======== Text passage

One of my teachers (Charles Lloyd) said to me (paraphrased): “You’re not being objective; you’re getting TOO into it all the time. You’re over the top. You should be practicing but you think you are performing. I’ll bet you stand in front of the mirror and see how pretty you look with that shiny horn!” There’s no emotion about practicing—objectivity, not subjectivity. There shouldn’t be: “Yes, this is good; no, this is bad.” You should feel nothing! It’s practice-save the emotion for the bandstand and when you want to impress someone. When you are practicing there’s nobody there but “you and the night and the music” (great tune). There’s no opinion about it. If you do it like that, you are going to gain a lot from practicing. This is not fun-it’s work-just do it. Have fun when you go out and play. When someone says you sound good, there will be a feeling of joy and accomplishment that is real and right to feel. Not because your practice went good or bad-be objective!


Keep a practice journal; short notes on what needs work, the metronome setting, etc. This will be great reinforcement when you look back. And it will remind you of things you might’ve forgotten. Ways to check your own progress-be you own teacher. The only thing a teacher should do besides motivation is give you a program and check its progress. It’s up to you to do it in a critical, objective fashion-every day with a schedule and cognizant of your weaknesses and strengths. You all know what your weakest points are. Be specific; is it time problems, what do you mean-do you drag; do you rush; is it stilted or choppy, etc? You have to define in your mind’s eye what the problem is so you can tackle it heads on. The teacher can help direct exercises to help the SPECIFIC situation. Put this at the top of your list—go for your weaknesses first. Forget the conditional tense; what you can do now that will make you better in the short term, followed by the long term.

Self Reinforcement

Reward yourself by listening to how you played six months ago. YOU ARE BETTER!! At least in those things you were practicing. Anything you study will have to get better, unless you are brain dead!! Especially if you are a novice, things change rapidly. Six months to a year is great—you’ve got to be better and again it’s the glass half empty /half full. Instead of “I’ll never be good enough; he is better; she is so good; I’m not…I can’t, etc.,” you will feel positive for a change. Of course there are

some things you may not be able to accomplish now or ever maybe, but there are a lot you can. Look at the pictures of the great cats around you on the wall here in the hall. They are not there just for fun-these are guys who did what I am saying.

Genius or Work?

In my opinion the only pure genius in music was Mozart. He was different from day one, he had it hooked up. EVERYBODY ELSE WORKED THEIR ASS OFF!! EVERYBODY!! Bird worked, Trane worked, Bill Evans worked, even Miles in his way worked-I can tell you that. Of course each person has their own way of practicing and their own goals but it is not about genius or incredible talent only (of course you have to have some degree of that). It’s about commitment—I can do this, I can get better, I can be at least as good as that guy over there. Everybody in this room can get better. If you really wish to get better, whether you are a professional, an aspiring student or play for a hobby. Whichever way, it is the same. Whatever level you are on, it doesn’t matter; you can be better than you think if you put time in and are serious about it. It’s how you organize your time that is crucial.

Relax but Practice, Don't "Play"

================

Task requirements —
A – In the practice advice, why does the writer recommend keeping a practice journal?
B – For each statement, say whether it agrees with the practice advice. Answer yes or no and quote the words that decide it.
(i) The writer considers Mozart the only pure genius in music.
(ii) The writer advises working on your strengths before your weaknesses.
(iii) The writer suggests listening to how you played two years ago.
C – Write the next part of the practice advice, picking up after its last heading.

======== Dataset excerpt

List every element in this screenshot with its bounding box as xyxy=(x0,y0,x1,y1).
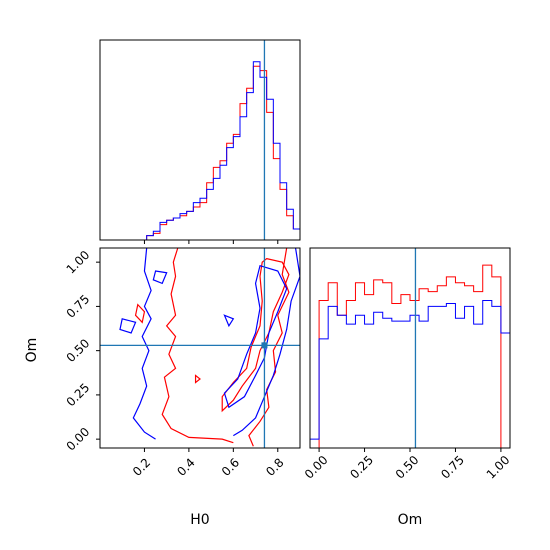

================

Answers provided —
A – A practice journal gives you "great reinforcement when you look back." It also reminds you of things you might have forgotten.

B –
(i) Yes: "In my opinion the only pure genius in music was Mozart."
(ii) No: "Put this at the top of your list—go for your weaknesses first."
(iii) No: "Reward yourself by listening to how you played six months ago."

C –
There is nothing wrong with putting the ax down once in awhile. It’s cool and necessary. When you go back it is fresh again. That’s a stage that can go on for a few weeks even. Take it in stride. Maybe you are expecting too much and being too critical. Maybe you are scattering your energy over many hours rather than focusing. One good hour is better than four with ho focus. (Of course, if this “slump” goes on too long, you have a motivation problem and maybe should become a plumber!!)

I teach Doctoral students and ask them what they practiced yesterday. They say this or that book, patterns, etc., and then they just played. What do they mean by “played?” That isn’t practice, that’s playing. OK, once you get the basics down (scales, chords, licks, etc.) what do you do? More tunes? You see jazz is not like classical where the agenda is obvious: learn this piece until it is perfect and then on to the next. You got every marking of nuance to follow, tempos, everything. Learn what is on the page and then MAYBE you can be yourself in the interpretation—but of course only at the highest level. I envy these guys-they have it all mapped out. In the case of jazz, how do you measure how well you know your scales? Because they are played fast in your woodshed? Or because you can run them on a chord change in a tune? We don’t have the same discrete measurements that they have in classical so it is imperative that you are objective and use your time wisely. Be realistic and not so hard on yourself that you create a minefield. But of course be vigilant.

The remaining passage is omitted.